>> start Text excerpt

Posted in Ethics, Photography, Photojournalism, lighting by Gary Cosby Jr on July 3rd, 2008

Light is funky.  Light is cool.  Light is hot.  Light is good.  Light is a particle.  Light is a wave.  Light is essential.  All true in one fashion or another and, most importantly, you can’t make a photograph without light.  Light is so very cool that if you want it to behave like a wave it behaves like a wave.  If you want it to behave like a particle, guess what, it can do that too.  While that is not essential to our use of light in photography, it is one of those cool things that everyone should know just so you can wow your friends.

Seriously, light is the essential ingredient in photographs and how we create, use or manipulate light often determines how a photo is perceived.  There is a wild variation of natural light ranging in color across the full visible spectrum on an almost daily basis.  Throw in a little geometry and the right color of light and you can make a stunning photograph of a rusty gate.  I love light.  I love to find great light and I love to create great light.  Light is the most challenging aspect of photography; therefore, light is the most satisfying aspect of photography.

You may be thinking that this is all out of place for a photojournalism blog but hold on for a minute.  Photojournalism is all about light too.  We don’t always get the pick of the light we shoot in.  Well, to be honest, we very seldom get to choose the light we shoot in.  That makes it all the more important to know how to manipulate or modify the light we are shooting in to our best advantage.  I know, the purists out there are collectively retching right about now but the purists clearly don’t have to make a digital camera reproduce on newsprint which can only generously be called paper.  So we will talk about being ethical with the use of light while we are talking about how to make light work for us.

>> end Text excerpt

**The tasks:**
A – In the blog post on light, what object does the writer say can become a stunning photograph with a little geometry and the right color of light?
B – Reproduce the blog post on light between "You may be thinking" and "work for us.", inclusive.
Use only the blog post on light as your source.

>> start Records provided

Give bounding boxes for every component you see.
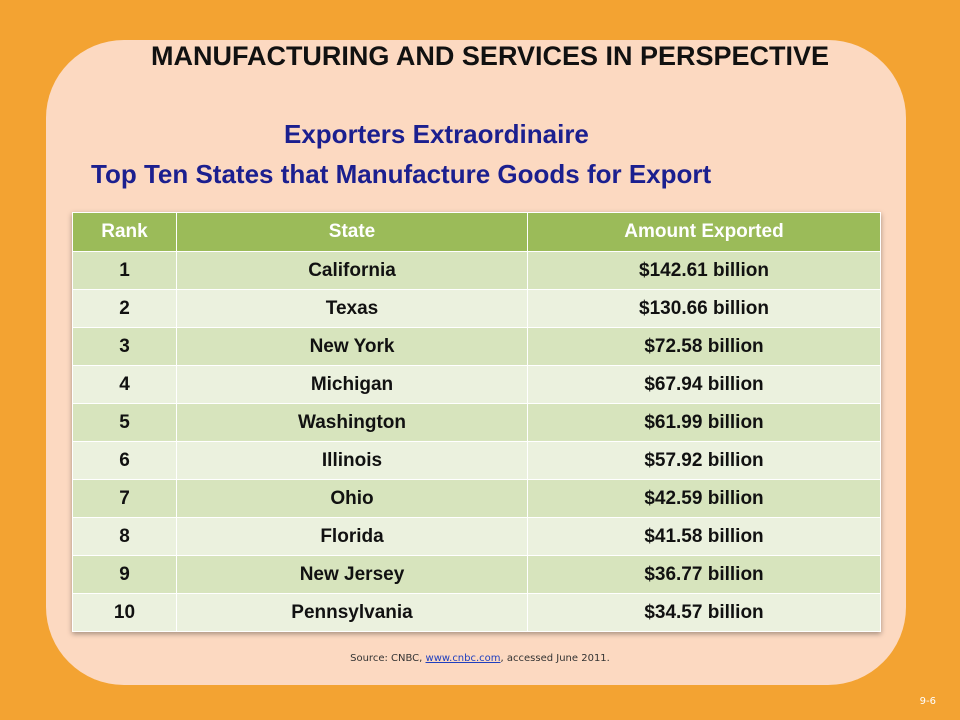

>> end Records provided
>> start Records provided

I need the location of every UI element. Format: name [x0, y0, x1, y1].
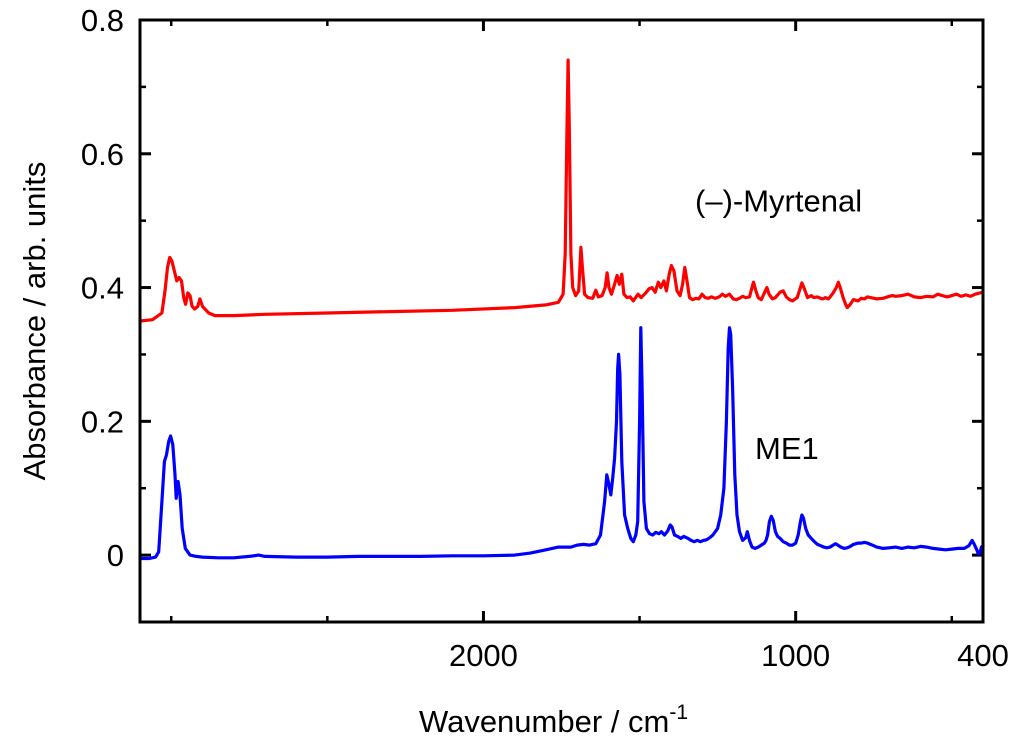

>> end Records provided

**Responses in order:**
A – A rusty gate.

B –
You may be thinking that this is all out of place for a photojournalism blog but hold on for a minute.  Photojournalism is all about light too.  We don’t always get the pick of the light we shoot in.  Well, to be honest, we very seldom get to choose the light we shoot in.  That makes it all the more important to know how to manipulate or modify the light we are shooting in to our best advantage.  I know, the purists out there are collectively retching right about now but the purists clearly don’t have to make a digital camera reproduce on newsprint which can only generously be called paper.  So we will talk about being ethical with the use of light while we are talking about how to make light work for us.